_Using the information:_
**a.** Summarize the passage on Lauri Love and Gary McKinnon below in two sentences.
**b.** Pick up the passage on Lauri Love and Gary McKinnon below after its last sentence.

_Quoted passage:_
Love may be hoping that such an amendment does comes into force in order to allow him to avoid a similar fate to that of Gary McKinnon.
McKinnon, who has Asperger’s Syndrome, fought a 10-year legal battle to avoid being extradited to the US to answer similar charges of hacking into computer systems run by NASA and the United States military.
Image of US Army badge courtesy of Shutterstock.
Gary McKinnon and Lauri Love are two different types of hackers and should not be compared.
Just as an example – McKinnon wanted to know if there was an alien cover-up. He did not try to download any personal data that could be used for monetary gain. Love on the other hand was all about gaining personal data to use for monetary gain. There are other differences as well – use of malicious software to create backdoors.
–> "McKinnon, who has Asperger's Syndrome,.."
What purpose did this extra information serve? Why didn't you include any extra personal information about Love?
"for monetary gain"
Hmm, I read the indictment and I didn't see nothing in it about the data being used for monetary gain.. Love just said something about identity theft in regard to the sensitivity of data that was taken from a database.. Maybe I missed something?
Maybe I am a bit pessimistic about thieves, but a person who steals PII (identity theft) usually tries to sell that data, or use it to get a credit card, or drain a bank account.
Perhaps I am wrong and he wants to ensure that the people whose PII he stole is safe and secure from would be identity thieves.

_Given entries:_
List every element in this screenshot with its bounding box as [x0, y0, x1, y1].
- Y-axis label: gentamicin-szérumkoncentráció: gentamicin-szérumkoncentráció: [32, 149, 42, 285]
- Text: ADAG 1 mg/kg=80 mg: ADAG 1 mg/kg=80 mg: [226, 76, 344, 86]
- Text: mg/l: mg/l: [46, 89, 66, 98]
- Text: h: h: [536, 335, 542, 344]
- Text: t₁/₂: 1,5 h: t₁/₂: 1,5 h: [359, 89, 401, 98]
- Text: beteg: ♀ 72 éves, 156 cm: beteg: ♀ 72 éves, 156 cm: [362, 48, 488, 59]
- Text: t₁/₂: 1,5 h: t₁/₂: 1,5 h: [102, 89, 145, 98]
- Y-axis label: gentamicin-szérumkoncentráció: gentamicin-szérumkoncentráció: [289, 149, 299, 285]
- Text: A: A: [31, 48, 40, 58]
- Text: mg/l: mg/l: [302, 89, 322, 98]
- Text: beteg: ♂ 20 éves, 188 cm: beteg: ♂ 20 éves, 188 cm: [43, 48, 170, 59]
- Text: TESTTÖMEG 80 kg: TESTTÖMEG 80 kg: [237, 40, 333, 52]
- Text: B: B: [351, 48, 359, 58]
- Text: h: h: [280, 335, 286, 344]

_Answers for the exercise:_
**a.** Love may be hoping an amendment comes into force so that he can avoid a fate like that of Gary McKinnon, who has Asperger's Syndrome and fought a 10-year legal battle against extradition to the US over charges of hacking NASA and US military computer systems. Commenters dispute the comparison: one says McKinnon was looking for an alien cover-up while Love sought personal data for monetary gain, and another answers that the indictment says nothing about monetary gain.

**b.**
Instead of spending millions prosecuting this individual they should spend it on securing their assets. The cheapest way to do this is by hiring Mr Love and his mates and paying him to challenge their systems. If people of his calibre can get in and allegedly brag to pals about it, there will be covert intrusion for sure, and they'll never notice the changes.
Why does the USA behave in such an unprofessional way on this?
I agree with you Asperto – my first thought on reading this article. Why are the sensitive personal details of so many US service people open to such abuse? I wince every time I have to send some of my own personal data to any agency via the Internet; because no matter how secure they claim to be – they just aren't and never will be.
Every time a criminal hacker is caught it seems that someone suggests that they should be paid to help secure the systems that they penetrated. I'm sorry, but that's SUCH a bad idea.
The InfoSec industry is full of really really talented people that are true White Hat hackers. Bring THEM in to penetration-test, conduct internal vulnerability reviews, risk assessments, train end-users and do all the other things that help make a difference to these sites' security.
But NEVER reward the criminals for their own work. All that does is promote similar activity by others for notoriety and potential financial gain.
McKinnon is just a lone geek who sought evidence that US authorities conspired to conceal evidence of alien visitors to earth. He did not pass any US or allied secrets to anyone else, nor did he attempt to make money from his success in cracking US security blocks. The US and UK security agencies should be thankful that it was McKinnon and no-one else who found the gaps in their systems.
Presumably those loopholes have been closed long ago, but it appears that Lauri Love has found more. He is in custody on suspicion of conspiracy with four others, and stealing "massive quantities of sensitive data". Their motives are not yet public knowledge, but the security services must assume the worst. They are not lone, deluded, geeks.
I will never get to ask Lauri Love or any black hat hacker this question: (but I still would like some poster to answer it as best as they could)
Do they really believe that a scenario in the movie "Fight Club" will fix any issues they are having with the world today?? Honestly.
you might get to ask Lauri Love that question; you might even get a reply some day.
Wasn’t the 1917 Russian revolution a type of ‘Fight Club’?